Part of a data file
• • • • •
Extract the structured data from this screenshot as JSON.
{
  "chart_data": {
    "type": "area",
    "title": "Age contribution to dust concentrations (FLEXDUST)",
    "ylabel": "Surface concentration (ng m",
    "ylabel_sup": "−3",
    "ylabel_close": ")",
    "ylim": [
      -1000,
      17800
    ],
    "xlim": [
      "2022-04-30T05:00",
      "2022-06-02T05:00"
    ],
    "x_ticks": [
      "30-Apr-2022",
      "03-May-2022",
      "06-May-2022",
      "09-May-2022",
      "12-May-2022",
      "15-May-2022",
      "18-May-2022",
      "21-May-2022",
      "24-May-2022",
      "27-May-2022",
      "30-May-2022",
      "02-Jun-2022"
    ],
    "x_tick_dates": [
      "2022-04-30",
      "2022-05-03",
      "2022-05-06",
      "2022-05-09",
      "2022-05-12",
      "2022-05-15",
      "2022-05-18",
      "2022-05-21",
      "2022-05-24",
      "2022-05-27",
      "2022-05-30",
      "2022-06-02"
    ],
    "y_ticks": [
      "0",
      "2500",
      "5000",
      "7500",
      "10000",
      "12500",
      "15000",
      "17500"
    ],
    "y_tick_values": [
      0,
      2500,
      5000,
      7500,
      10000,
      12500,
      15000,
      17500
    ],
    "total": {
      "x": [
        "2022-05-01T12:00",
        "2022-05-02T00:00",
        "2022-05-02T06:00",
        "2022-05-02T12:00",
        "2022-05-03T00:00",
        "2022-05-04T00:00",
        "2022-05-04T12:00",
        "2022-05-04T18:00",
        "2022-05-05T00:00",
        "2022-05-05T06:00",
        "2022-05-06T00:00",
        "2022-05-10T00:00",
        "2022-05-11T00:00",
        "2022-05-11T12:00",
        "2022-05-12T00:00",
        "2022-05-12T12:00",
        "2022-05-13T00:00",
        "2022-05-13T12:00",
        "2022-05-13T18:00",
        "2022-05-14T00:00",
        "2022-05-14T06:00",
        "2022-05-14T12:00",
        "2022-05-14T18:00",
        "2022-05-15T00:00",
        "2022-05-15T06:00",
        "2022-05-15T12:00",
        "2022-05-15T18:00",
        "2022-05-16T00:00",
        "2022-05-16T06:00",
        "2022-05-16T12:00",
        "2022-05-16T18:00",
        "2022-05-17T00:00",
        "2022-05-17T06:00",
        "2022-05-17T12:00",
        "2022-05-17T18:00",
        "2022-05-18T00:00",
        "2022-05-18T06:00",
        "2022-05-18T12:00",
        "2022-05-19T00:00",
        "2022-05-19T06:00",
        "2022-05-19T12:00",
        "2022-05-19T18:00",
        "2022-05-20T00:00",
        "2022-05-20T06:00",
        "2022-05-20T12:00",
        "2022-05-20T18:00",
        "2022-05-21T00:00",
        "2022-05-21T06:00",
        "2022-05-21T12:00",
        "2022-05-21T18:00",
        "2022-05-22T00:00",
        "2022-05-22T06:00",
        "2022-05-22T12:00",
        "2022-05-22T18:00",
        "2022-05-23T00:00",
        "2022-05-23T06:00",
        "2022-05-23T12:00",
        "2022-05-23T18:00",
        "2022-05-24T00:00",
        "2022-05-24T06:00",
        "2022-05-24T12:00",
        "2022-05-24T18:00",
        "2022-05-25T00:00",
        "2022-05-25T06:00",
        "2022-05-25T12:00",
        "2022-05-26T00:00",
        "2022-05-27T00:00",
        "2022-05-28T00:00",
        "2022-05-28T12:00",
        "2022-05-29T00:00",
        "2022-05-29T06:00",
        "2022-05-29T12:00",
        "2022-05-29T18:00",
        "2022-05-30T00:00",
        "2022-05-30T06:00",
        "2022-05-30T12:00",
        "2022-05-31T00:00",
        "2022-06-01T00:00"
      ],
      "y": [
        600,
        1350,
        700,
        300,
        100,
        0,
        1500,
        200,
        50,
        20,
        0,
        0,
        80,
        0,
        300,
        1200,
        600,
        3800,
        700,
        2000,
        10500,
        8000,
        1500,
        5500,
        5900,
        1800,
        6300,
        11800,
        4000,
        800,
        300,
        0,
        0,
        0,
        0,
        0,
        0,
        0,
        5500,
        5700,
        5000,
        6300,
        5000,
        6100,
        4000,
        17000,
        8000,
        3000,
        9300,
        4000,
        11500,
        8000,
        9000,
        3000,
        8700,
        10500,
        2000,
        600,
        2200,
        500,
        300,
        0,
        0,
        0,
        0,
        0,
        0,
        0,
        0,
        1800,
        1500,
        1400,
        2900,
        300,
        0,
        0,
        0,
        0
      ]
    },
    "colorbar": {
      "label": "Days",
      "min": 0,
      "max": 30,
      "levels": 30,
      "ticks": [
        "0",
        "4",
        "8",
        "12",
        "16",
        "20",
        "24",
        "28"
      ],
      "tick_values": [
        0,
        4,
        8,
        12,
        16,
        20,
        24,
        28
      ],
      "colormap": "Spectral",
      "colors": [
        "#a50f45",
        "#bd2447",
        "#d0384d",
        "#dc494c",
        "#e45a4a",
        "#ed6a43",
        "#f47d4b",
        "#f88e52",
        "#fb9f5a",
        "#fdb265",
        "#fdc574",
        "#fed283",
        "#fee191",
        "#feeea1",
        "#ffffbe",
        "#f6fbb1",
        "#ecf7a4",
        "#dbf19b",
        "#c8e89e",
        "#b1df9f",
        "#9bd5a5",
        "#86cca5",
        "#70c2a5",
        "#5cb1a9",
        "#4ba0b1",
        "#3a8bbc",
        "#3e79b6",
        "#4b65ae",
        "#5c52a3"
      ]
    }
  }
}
• • • • •
◆ **Task directions**:
Exactly as shown, repeat every record.

◆ **Answer to this task**:
Extract the structured data from this screenshot as JSON.
{
  "chart_data": {
    "type": "area",
    "title": "Age contribution to dust concentrations (FLEXDUST)",
    "ylabel": "Surface concentration (ng m",
    "ylabel_sup": "−3",
    "ylabel_close": ")",
    "ylim": [
      -1000,
      17800
    ],
    "xlim": [
      "2022-04-30T05:00",
      "2022-06-02T05:00"
    ],
    "x_ticks": [
      "30-Apr-2022",
      "03-May-2022",
      "06-May-2022",
      "09-May-2022",
      "12-May-2022",
      "15-May-2022",
      "18-May-2022",
      "21-May-2022",
      "24-May-2022",
      "27-May-2022",
      "30-May-2022",
      "02-Jun-2022"
    ],
    "x_tick_dates": [
      "2022-04-30",
      "2022-05-03",
      "2022-05-06",
      "2022-05-09",
      "2022-05-12",
      "2022-05-15",
      "2022-05-18",
      "2022-05-21",
      "2022-05-24",
      "2022-05-27",
      "2022-05-30",
      "2022-06-02"
    ],
    "y_ticks": [
      "0",
      "2500",
      "5000",
      "7500",
      "10000",
      "12500",
      "15000",
      "17500"
    ],
    "y_tick_values": [
      0,
      2500,
      5000,
      7500,
      10000,
      12500,
      15000,
      17500
    ],
    "total": {
      "x": [
        "2022-05-01T12:00",
        "2022-05-02T00:00",
        "2022-05-02T06:00",
        "2022-05-02T12:00",
        "2022-05-03T00:00",
        "2022-05-04T00:00",
        "2022-05-04T12:00",
        "2022-05-04T18:00",
        "2022-05-05T00:00",
        "2022-05-05T06:00",
        "2022-05-06T00:00",
        "2022-05-10T00:00",
        "2022-05-11T00:00",
        "2022-05-11T12:00",
        "2022-05-12T00:00",
        "2022-05-12T12:00",
        "2022-05-13T00:00",
        "2022-05-13T12:00",
        "2022-05-13T18:00",
        "2022-05-14T00:00",
        "2022-05-14T06:00",
        "2022-05-14T12:00",
        "2022-05-14T18:00",
        "2022-05-15T00:00",
        "2022-05-15T06:00",
        "2022-05-15T12:00",
        "2022-05-15T18:00",
        "2022-05-16T00:00",
        "2022-05-16T06:00",
        "2022-05-16T12:00",
        "2022-05-16T18:00",
        "2022-05-17T00:00",
        "2022-05-17T06:00",
        "2022-05-17T12:00",
        "2022-05-17T18:00",
        "2022-05-18T00:00",
        "2022-05-18T06:00",
        "2022-05-18T12:00",
        "2022-05-19T00:00",
        "2022-05-19T06:00",
        "2022-05-19T12:00",
        "2022-05-19T18:00",
        "2022-05-20T00:00",
        "2022-05-20T06:00",
        "2022-05-20T12:00",
        "2022-05-20T18:00",
        "2022-05-21T00:00",
        "2022-05-21T06:00",
        "2022-05-21T12:00",
        "2022-05-21T18:00",
        "2022-05-22T00:00",
        "2022-05-22T06:00",
        "2022-05-22T12:00",
        "2022-05-22T18:00",
        "2022-05-23T00:00",
        "2022-05-23T06:00",
        "2022-05-23T12:00",
        "2022-05-23T18:00",
        "2022-05-24T00:00",
        "2022-05-24T06:00",
        "2022-05-24T12:00",
        "2022-05-24T18:00",
        "2022-05-25T00:00",
        "2022-05-25T06:00",
        "2022-05-25T12:00",
        "2022-05-26T00:00",
        "2022-05-27T00:00",
        "2022-05-28T00:00",
        "2022-05-28T12:00",
        "2022-05-29T00:00",
        "2022-05-29T06:00",
        "2022-05-29T12:00",
        "2022-05-29T18:00",
        "2022-05-30T00:00",
        "2022-05-30T06:00",
        "2022-05-30T12:00",
        "2022-05-31T00:00",
        "2022-06-01T00:00"
      ],
      "y": [
        600,
        1350,
        700,
        300,
        100,
        0,
        1500,
        200,
        50,
        20,
        0,
        0,
        80,
        0,
        300,
        1200,
        600,
        3800,
        700,
        2000,
        10500,
        8000,
        1500,
        5500,
        5900,
        1800,
        6300,
        11800,
        4000,
        800,
        300,
        0,
        0,
        0,
        0,
        0,
        0,
        0,
        5500,
        5700,
        5000,
        6300,
        5000,
        6100,
        4000,
        17000,
        8000,
        3000,
        9300,
        4000,
        11500,
        8000,
        9000,
        3000,
        8700,
        10500,
        2000,
        600,
        2200,
        500,
        300,
        0,
        0,
        0,
        0,
        0,
        0,
        0,
        0,
        1800,
        1500,
        1400,
        2900,
        300,
        0,
        0,
        0,
        0
      ]
    },
    "colorbar": {
      "label": "Days",
      "min": 0,
      "max": 30,
      "levels": 30,
      "ticks": [
        "0",
        "4",
        "8",
        "12",
        "16",
        "20",
        "24",
        "28"
      ],
      "tick_values": [
        0,
        4,
        8,
        12,
        16,
        20,
        24,
        28
      ],
      "colormap": "Spectral",
      "colors": [
        "#a50f45",
        "#bd2447",
        "#d0384d",
        "#dc494c",
        "#e45a4a",
        "#ed6a43",
        "#f47d4b",
        "#f88e52",
        "#fb9f5a",
        "#fdb265",
        "#fdc574",
        "#fed283",
        "#fee191",
        "#feeea1",
        "#ffffbe",
        "#f6fbb1",
        "#ecf7a4",
        "#dbf19b",
        "#c8e89e",
        "#b1df9f",
        "#9bd5a5",
        "#86cca5",
        "#70c2a5",
        "#5cb1a9",
        "#4ba0b1",
        "#3a8bbc",
        "#3e79b6",
        "#4b65ae",
        "#5c52a3"
      ]
    }
  }
}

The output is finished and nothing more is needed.